→ Saved data entries
↓↓↓
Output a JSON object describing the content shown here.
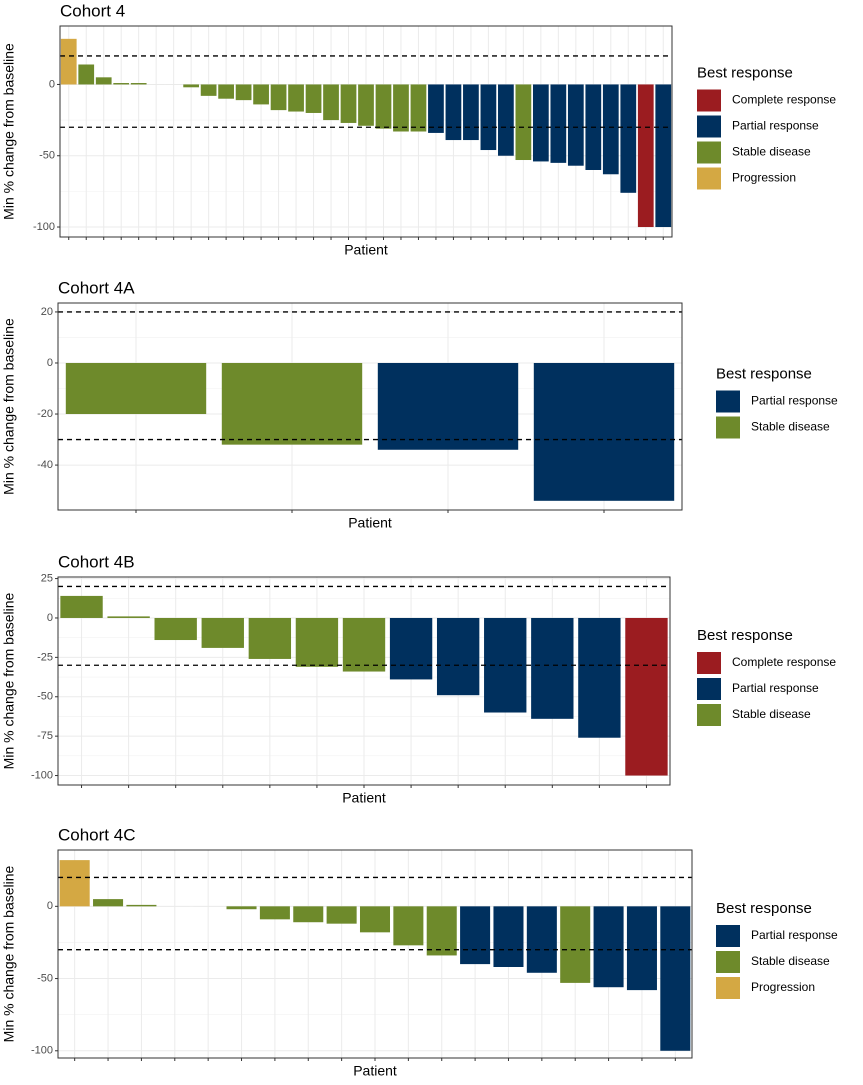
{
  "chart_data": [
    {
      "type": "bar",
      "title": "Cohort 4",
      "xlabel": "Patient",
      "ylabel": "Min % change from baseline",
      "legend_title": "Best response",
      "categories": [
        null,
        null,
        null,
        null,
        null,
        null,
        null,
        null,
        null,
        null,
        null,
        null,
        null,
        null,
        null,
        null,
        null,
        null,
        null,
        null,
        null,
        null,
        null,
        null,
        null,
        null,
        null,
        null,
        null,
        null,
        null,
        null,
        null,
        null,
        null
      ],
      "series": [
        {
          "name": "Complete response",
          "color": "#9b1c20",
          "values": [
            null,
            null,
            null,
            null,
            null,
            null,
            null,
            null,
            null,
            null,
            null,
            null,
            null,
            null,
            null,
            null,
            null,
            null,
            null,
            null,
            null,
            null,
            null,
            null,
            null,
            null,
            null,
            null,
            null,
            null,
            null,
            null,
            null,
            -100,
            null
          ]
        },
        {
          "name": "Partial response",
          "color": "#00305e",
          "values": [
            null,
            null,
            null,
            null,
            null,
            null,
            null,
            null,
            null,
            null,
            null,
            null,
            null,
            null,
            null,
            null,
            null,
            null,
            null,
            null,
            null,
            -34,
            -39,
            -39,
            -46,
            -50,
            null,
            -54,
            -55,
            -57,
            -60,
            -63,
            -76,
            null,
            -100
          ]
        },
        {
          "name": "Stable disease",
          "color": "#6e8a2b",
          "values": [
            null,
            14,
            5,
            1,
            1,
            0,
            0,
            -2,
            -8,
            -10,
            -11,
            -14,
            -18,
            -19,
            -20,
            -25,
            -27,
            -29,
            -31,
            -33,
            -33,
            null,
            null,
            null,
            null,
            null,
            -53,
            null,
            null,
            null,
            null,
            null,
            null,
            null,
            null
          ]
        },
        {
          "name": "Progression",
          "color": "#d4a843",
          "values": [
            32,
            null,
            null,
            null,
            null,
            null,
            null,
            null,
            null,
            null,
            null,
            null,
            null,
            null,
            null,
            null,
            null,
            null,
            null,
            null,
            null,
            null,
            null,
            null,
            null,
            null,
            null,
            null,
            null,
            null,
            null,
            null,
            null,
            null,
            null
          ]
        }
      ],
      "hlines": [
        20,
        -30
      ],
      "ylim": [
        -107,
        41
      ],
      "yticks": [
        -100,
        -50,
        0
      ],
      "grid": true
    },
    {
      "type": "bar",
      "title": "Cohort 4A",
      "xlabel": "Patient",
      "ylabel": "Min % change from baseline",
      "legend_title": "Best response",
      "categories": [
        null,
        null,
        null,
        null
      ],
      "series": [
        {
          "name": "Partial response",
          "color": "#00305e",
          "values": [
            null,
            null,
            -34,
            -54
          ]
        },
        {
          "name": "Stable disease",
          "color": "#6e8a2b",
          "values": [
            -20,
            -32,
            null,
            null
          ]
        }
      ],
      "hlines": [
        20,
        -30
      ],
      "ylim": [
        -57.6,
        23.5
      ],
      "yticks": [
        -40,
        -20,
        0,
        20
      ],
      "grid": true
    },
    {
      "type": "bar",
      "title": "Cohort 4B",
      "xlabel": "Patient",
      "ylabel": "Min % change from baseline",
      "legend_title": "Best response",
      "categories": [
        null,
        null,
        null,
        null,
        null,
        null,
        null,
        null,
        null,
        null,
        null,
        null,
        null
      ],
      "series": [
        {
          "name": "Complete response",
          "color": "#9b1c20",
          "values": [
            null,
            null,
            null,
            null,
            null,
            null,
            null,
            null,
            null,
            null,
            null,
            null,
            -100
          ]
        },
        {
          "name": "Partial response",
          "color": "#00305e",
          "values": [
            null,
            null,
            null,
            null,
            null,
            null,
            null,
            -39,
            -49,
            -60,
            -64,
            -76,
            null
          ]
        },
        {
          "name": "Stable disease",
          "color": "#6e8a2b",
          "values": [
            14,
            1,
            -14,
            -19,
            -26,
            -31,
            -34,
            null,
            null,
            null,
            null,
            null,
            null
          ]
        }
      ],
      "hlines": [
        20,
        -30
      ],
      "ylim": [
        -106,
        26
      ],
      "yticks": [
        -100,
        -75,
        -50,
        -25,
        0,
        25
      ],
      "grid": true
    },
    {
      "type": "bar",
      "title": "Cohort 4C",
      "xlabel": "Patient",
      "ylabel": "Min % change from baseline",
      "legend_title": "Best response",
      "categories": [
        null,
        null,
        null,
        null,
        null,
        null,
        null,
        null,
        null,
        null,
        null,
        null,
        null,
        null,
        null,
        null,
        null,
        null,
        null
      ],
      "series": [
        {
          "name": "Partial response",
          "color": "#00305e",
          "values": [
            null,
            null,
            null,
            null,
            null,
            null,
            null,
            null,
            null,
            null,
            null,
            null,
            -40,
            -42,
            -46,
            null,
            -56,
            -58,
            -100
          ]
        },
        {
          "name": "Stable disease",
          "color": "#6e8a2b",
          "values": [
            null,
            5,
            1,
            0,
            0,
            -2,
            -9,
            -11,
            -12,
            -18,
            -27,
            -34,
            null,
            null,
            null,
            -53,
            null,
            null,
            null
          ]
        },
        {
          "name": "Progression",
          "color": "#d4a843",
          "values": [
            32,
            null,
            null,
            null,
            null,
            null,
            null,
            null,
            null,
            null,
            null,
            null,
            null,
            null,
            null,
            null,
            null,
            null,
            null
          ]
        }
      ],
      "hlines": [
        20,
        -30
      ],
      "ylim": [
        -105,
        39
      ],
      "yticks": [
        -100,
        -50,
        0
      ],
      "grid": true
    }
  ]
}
↑↑↑
→ PROBLEM STATEMENT
Which lines in the data above contain "Cohort"? Show each one.

→ RESULT FOR THIS EXERCISE
      "title": "Cohort 4",
      "title": "Cohort 4A",
      "title": "Cohort 4B",
      "title": "Cohort 4C",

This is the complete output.